**PROBLEM DETAILS:**
Format every line of the material below as a numbered list, omitting blank lines. Leave the pictures out of your answer.

**Excerpts from a figure dataset:**

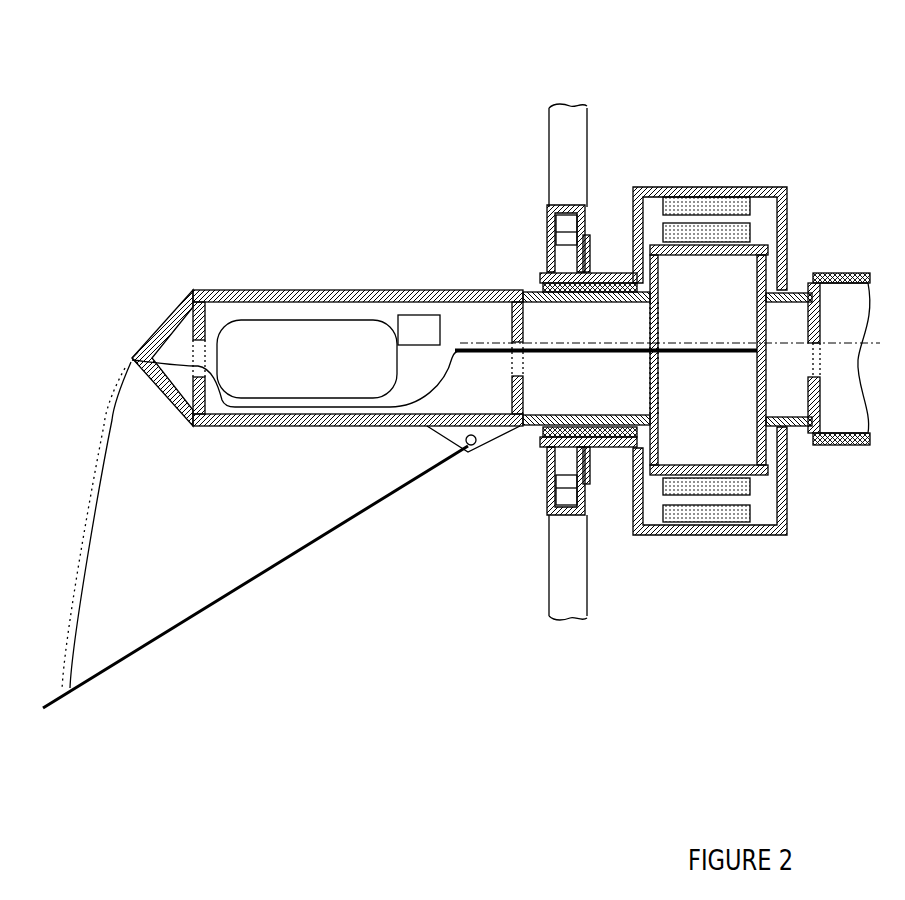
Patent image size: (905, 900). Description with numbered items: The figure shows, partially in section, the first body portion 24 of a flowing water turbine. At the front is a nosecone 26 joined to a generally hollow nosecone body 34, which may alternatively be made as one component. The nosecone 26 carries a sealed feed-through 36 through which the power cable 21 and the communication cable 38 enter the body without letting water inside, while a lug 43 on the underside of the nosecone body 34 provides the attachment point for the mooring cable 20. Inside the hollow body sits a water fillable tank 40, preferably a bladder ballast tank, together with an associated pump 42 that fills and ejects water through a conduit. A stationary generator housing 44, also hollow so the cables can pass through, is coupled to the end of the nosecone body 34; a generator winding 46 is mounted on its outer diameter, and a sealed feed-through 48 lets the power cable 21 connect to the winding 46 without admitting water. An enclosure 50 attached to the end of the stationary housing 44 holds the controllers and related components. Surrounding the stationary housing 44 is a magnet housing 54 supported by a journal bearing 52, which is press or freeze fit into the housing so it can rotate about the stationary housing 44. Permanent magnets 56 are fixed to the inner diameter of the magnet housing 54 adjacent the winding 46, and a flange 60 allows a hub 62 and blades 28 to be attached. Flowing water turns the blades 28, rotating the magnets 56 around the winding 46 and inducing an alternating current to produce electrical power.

The mooring cable 20 is at (195, 617).
The power cable 21 is at (84, 565).
The first body portion 24 is at (271, 82).
The nosecone 26 is at (180, 304).
The blades 28 is at (549, 126).
The nosecone body 34 is at (258, 290).
The sealed feed-through 36 is at (132, 357).
The communication cable 38 is at (90, 491).
The water fillable tank 40 is at (321, 320).
The pump 42 is at (403, 315).
The lug 43 is at (478, 455).
The stationary generator housing 44 is at (527, 430).
The generator winding 46 is at (657, 487).
The sealed feed-through 48 is at (758, 483).
The enclosure 50 is at (822, 275).
The journal bearing 52 is at (542, 272).
The magnet housing 54 is at (748, 187).
The permanent magnets 56 is at (720, 520).
The flange 60 is at (593, 253).
The hub 62 is at (541, 497).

**SOLUTION FOR THIS TASK:**
1. Patent image size: (905, 900). Description with numbered items: The figure shows, partially in section, the first body portion 24 of a flowing water turbine. At the front is a nosecone 26 joined to a generally hollow nosecone body 34, which may alternatively be made as one component. The nosecone 26 carries a sealed feed-through 36 through which the power cable 21 and the communication cable 38 enter the body without letting water inside, while a lug 43 on the underside of the nosecone body 34 provides the attachment point for the mooring cable 20. Inside the hollow body sits a water fillable tank 40, preferably a bladder ballast tank, together with an associated pump 42 that fills and ejects water through a conduit. A stationary generator housing 44, also hollow so the cables can pass through, is coupled to the end of the nosecone body 34; a generator winding 46 is mounted on its outer diameter, and a sealed feed-through 48 lets the power cable 21 connect to the winding 46 without admitting water. An enclosure 50 attached to the end of the stationary housing 44 holds the controllers and related components. Surrounding the stationary housing 44 is a magnet housing 54 supported by a journal bearing 52, which is press or freeze fit into the housing so it can rotate about the stationary housing 44. Permanent magnets 56 are fixed to the inner diameter of the magnet housing 54 adjacent the winding 46, and a flange 60 allows a hub 62 and blades 28 to be attached. Flowing water turns the blades 28, rotating the magnets 56 around the winding 46 and inducing an alternating current to produce electrical power.
2. The mooring cable 20 is at (195, 617).
3. The power cable 21 is at (84, 565).
4. The first body portion 24 is at (271, 82).
5. The nosecone 26 is at (180, 304).
6. The blades 28 is at (549, 126).
7. The nosecone body 34 is at (258, 290).
8. The sealed feed-through 36 is at (132, 357).
9. The communication cable 38 is at (90, 491).
10. The water fillable tank 40 is at (321, 320).
11. The pump 42 is at (403, 315).
12. The lug 43 is at (478, 455).
13. The stationary generator housing 44 is at (527, 430).
14. The generator winding 46 is at (657, 487).
15. The sealed feed-through 48 is at (758, 483).
16. The enclosure 50 is at (822, 275).
17. The journal bearing 52 is at (542, 272).
18. The magnet housing 54 is at (748, 187).
19. The permanent magnets 56 is at (720, 520).
20. The flange 60 is at (593, 253).
21. The hub 62 is at (541, 497).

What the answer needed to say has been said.